**AIM OF THE TASK:** Find and copy lines holding "były".
.....
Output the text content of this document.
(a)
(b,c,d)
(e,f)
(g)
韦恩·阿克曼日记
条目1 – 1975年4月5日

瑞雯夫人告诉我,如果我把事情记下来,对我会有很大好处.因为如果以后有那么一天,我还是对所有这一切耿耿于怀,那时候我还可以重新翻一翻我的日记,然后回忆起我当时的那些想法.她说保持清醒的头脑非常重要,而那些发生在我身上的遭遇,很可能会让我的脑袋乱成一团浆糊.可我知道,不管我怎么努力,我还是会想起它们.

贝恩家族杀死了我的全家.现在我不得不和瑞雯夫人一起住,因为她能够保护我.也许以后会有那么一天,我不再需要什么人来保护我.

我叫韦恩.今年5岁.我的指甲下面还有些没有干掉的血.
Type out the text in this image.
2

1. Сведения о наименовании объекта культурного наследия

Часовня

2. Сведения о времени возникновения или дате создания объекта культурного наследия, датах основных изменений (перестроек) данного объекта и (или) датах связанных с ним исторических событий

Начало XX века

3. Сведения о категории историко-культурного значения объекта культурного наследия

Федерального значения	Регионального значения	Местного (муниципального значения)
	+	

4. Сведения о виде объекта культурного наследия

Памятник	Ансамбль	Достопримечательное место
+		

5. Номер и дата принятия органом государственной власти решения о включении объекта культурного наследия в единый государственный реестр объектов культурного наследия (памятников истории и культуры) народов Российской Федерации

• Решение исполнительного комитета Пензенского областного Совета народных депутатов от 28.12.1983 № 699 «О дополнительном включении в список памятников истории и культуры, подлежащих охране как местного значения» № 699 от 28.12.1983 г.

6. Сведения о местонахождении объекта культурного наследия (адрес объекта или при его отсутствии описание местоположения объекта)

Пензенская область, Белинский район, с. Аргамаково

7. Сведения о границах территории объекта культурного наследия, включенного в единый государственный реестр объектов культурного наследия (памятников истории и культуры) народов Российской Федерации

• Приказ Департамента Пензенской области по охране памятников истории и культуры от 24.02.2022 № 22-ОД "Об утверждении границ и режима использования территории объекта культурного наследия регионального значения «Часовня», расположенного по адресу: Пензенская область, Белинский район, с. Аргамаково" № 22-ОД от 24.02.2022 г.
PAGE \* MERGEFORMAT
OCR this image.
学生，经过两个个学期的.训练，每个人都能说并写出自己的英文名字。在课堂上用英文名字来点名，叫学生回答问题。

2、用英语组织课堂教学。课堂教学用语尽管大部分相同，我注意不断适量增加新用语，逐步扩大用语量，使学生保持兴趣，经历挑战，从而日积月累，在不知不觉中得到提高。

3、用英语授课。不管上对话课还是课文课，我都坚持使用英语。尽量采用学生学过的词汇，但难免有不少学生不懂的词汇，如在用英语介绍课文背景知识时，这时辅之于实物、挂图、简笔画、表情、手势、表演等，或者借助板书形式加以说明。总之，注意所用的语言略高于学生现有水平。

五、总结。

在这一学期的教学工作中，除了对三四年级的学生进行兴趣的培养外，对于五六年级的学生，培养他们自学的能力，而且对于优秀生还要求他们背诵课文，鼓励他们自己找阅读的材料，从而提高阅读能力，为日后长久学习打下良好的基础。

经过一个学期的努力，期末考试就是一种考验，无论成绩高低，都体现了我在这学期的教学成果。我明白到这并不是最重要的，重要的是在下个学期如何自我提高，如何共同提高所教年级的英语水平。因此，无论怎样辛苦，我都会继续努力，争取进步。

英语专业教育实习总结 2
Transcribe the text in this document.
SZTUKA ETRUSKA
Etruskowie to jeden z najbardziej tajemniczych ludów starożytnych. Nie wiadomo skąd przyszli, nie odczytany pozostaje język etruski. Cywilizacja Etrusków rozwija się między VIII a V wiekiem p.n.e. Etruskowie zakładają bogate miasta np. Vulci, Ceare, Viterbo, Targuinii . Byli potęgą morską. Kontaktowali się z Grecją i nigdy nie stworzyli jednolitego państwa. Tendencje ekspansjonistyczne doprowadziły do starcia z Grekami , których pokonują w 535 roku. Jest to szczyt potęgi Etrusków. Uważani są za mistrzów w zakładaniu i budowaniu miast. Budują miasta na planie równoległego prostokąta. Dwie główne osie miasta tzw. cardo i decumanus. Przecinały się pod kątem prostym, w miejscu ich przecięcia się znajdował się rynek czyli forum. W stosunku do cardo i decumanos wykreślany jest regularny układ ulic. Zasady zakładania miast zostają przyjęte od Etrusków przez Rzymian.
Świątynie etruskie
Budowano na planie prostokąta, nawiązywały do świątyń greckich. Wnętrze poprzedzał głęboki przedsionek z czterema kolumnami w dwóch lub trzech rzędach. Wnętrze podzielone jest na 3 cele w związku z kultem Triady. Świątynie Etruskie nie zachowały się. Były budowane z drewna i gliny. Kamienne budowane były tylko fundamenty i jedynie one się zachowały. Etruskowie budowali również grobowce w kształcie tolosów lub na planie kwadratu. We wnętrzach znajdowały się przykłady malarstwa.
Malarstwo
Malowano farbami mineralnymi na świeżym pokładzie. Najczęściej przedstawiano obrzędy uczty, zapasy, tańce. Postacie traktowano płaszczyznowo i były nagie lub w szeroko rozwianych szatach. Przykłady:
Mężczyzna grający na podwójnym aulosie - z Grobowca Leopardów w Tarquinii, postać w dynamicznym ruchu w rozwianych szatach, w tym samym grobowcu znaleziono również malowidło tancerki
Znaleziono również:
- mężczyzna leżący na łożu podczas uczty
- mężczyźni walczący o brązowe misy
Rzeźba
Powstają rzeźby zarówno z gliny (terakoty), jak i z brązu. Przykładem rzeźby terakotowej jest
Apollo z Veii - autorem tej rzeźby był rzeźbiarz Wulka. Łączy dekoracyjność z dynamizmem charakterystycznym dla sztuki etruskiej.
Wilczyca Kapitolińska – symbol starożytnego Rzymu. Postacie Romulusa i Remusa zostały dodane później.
.....
**SOLUTION TO THE EXERCISE:**
Budowano na planie prostokąta, nawiązywały do świątyń greckich. Wnętrze poprzedzał głęboki przedsionek z czterema kolumnami w dwóch lub trzech rzędach. Wnętrze podzielone jest na 3 cele w związku z kultem Triady. Świątynie Etruskie nie zachowały się. Były budowane z drewna i gliny. Kamienne budowane były tylko fundamenty i jedynie one się zachowały. Etruskowie budowali również grobowce w kształcie tolosów lub na planie kwadratu. We wnętrzach znajdowały się przykłady malarstwa.
Malowano farbami mineralnymi na świeżym pokładzie. Najczęściej przedstawiano obrzędy uczty, zapasy, tańce. Postacie traktowano płaszczyznowo i były nagie lub w szeroko rozwianych szatach. Przykłady:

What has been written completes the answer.